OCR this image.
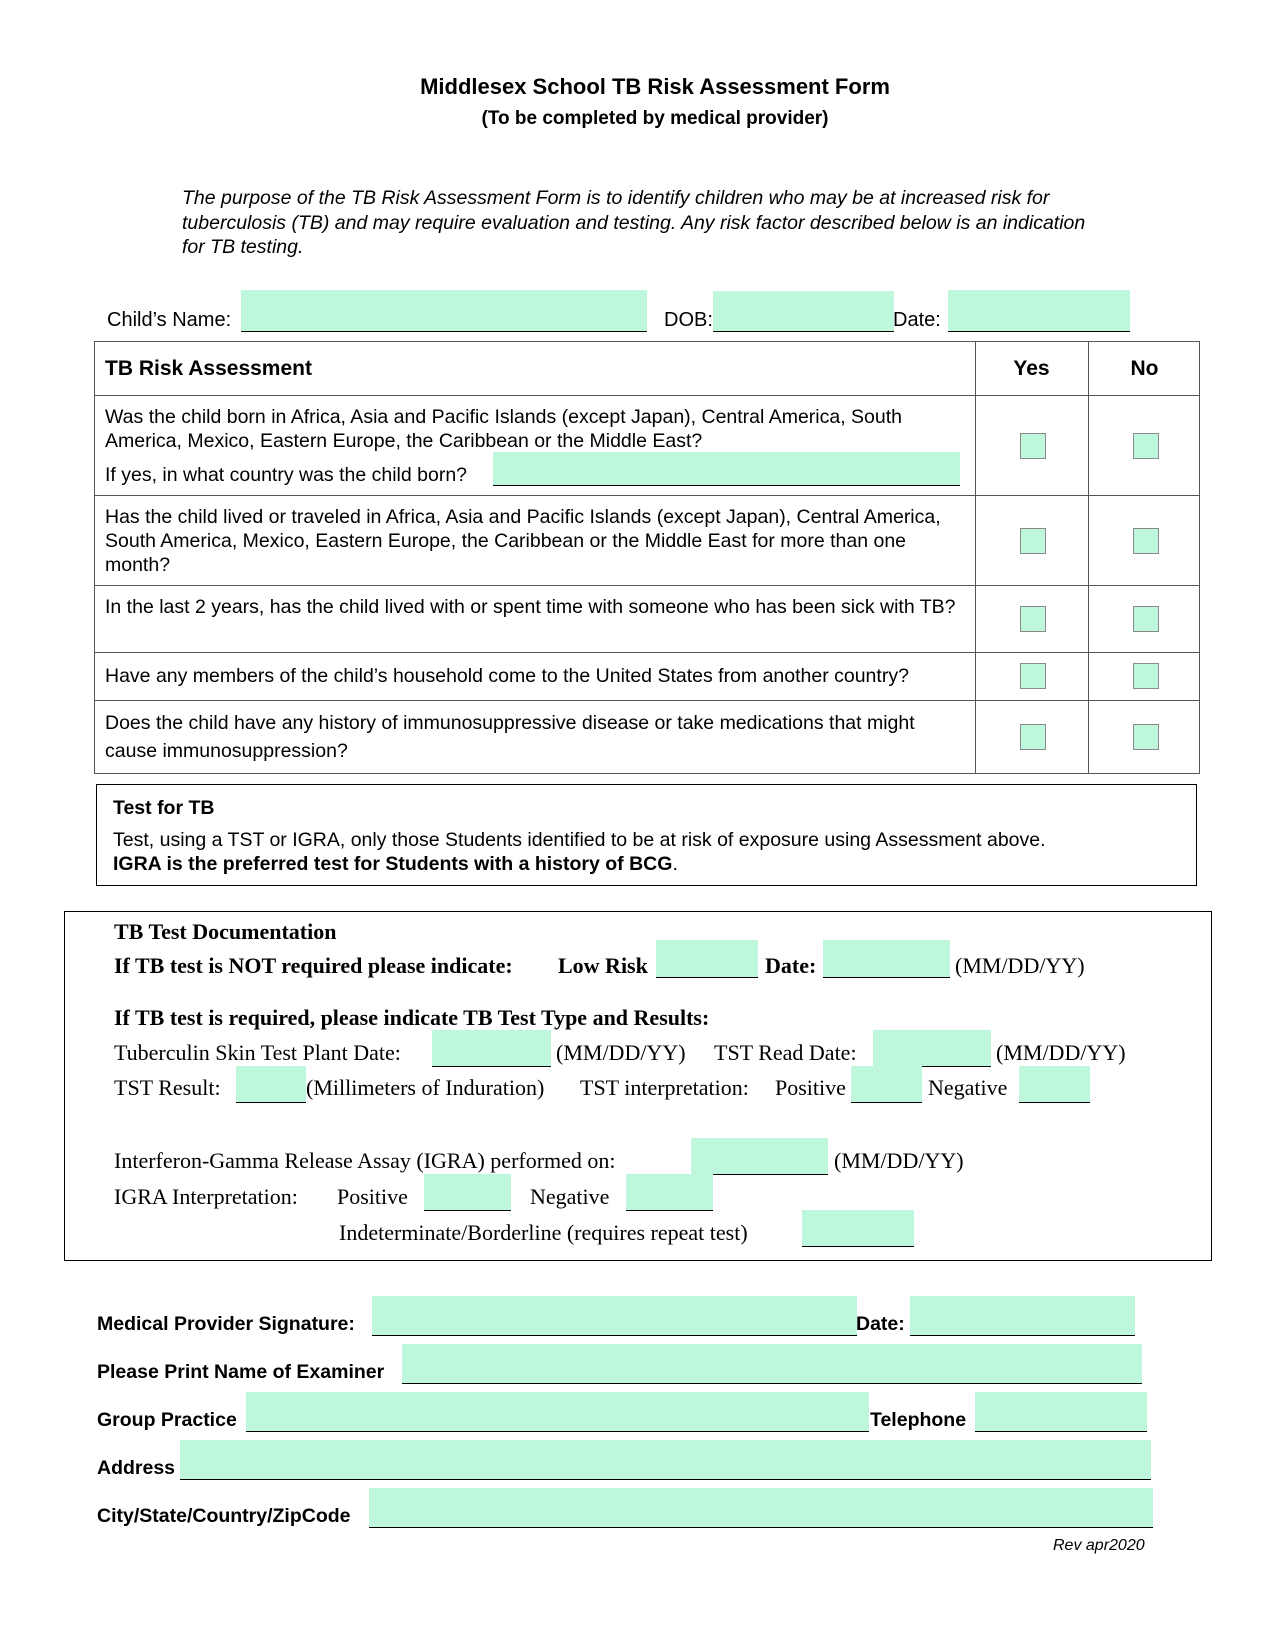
Middlesex School TB Risk Assessment Form
(To be completed by medical provider)
The purpose of the TB Risk Assessment Form is to identify children who may be at increased risk for tuberculosis (TB) and may require evaluation and testing. Any risk factor described below is an indication for TB testing.
Child’s Name:	DOB:	Date:
TB Risk Assessment	Yes	No
Was the child born in Africa, Asia and Pacific Islands (except Japan), Central America, South America, Mexico, Eastern Europe, the Caribbean or the Middle East?
If yes, in what country was the child born?
Has the child lived or traveled in Africa, Asia and Pacific Islands (except Japan), Central America, South America, Mexico, Eastern Europe, the Caribbean or the Middle East for more than one month?
In the last 2 years, has the child lived with or spent time with someone who has been sick with TB?
Have any members of the child’s household come to the United States from another country?
Does the child have any history of immunosuppressive disease or take medications that might cause immunosuppression?
Test for TB
Test, using a TST or IGRA, only those Students identified to be at risk of exposure using Assessment above.
IGRA is the preferred test for Students with a history of BCG.
TB Test Documentation
If TB test is NOT required please indicate: Low Risk	Date:	(MM/DD/YY)
If TB test is required, please indicate TB Test Type and Results:
Tuberculin Skin Test Plant Date:	(MM/DD/YY) TST Read Date:	(MM/DD/YY)
TST Result:	(Millimeters of Induration) TST interpretation: Positive	Negative
Interferon-Gamma Release Assay (IGRA) performed on:	(MM/DD/YY)
IGRA Interpretation: Positive	Negative
Indeterminate/Borderline (requires repeat test)
Medical Provider Signature:	Date:
Please Print Name of Examiner
Group Practice	Telephone
Address
City/State/Country/ZipCode
Rev apr2020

= = = = = = =

Exercise: An exact reproduction of the data above is required, with every picture removed.

Answer to the exercise:
OCR this image.
Middlesex School TB Risk Assessment Form
(To be completed by medical provider)
The purpose of the TB Risk Assessment Form is to identify children who may be at increased risk for tuberculosis (TB) and may require evaluation and testing. Any risk factor described below is an indication for TB testing.
Child’s Name:	DOB:	Date:
TB Risk Assessment	Yes	No
Was the child born in Africa, Asia and Pacific Islands (except Japan), Central America, South America, Mexico, Eastern Europe, the Caribbean or the Middle East?
If yes, in what country was the child born?
Has the child lived or traveled in Africa, Asia and Pacific Islands (except Japan), Central America, South America, Mexico, Eastern Europe, the Caribbean or the Middle East for more than one month?
In the last 2 years, has the child lived with or spent time with someone who has been sick with TB?
Have any members of the child’s household come to the United States from another country?
Does the child have any history of immunosuppressive disease or take medications that might cause immunosuppression?
Test for TB
Test, using a TST or IGRA, only those Students identified to be at risk of exposure using Assessment above.
IGRA is the preferred test for Students with a history of BCG.
TB Test Documentation
If TB test is NOT required please indicate: Low Risk	Date:	(MM/DD/YY)
If TB test is required, please indicate TB Test Type and Results:
Tuberculin Skin Test Plant Date:	(MM/DD/YY) TST Read Date:	(MM/DD/YY)
TST Result:	(Millimeters of Induration) TST interpretation: Positive	Negative
Interferon-Gamma Release Assay (IGRA) performed on:	(MM/DD/YY)
IGRA Interpretation: Positive	Negative
Indeterminate/Borderline (requires repeat test)
Medical Provider Signature:	Date:
Please Print Name of Examiner
Group Practice	Telephone
Address
City/State/Country/ZipCode
Rev apr2020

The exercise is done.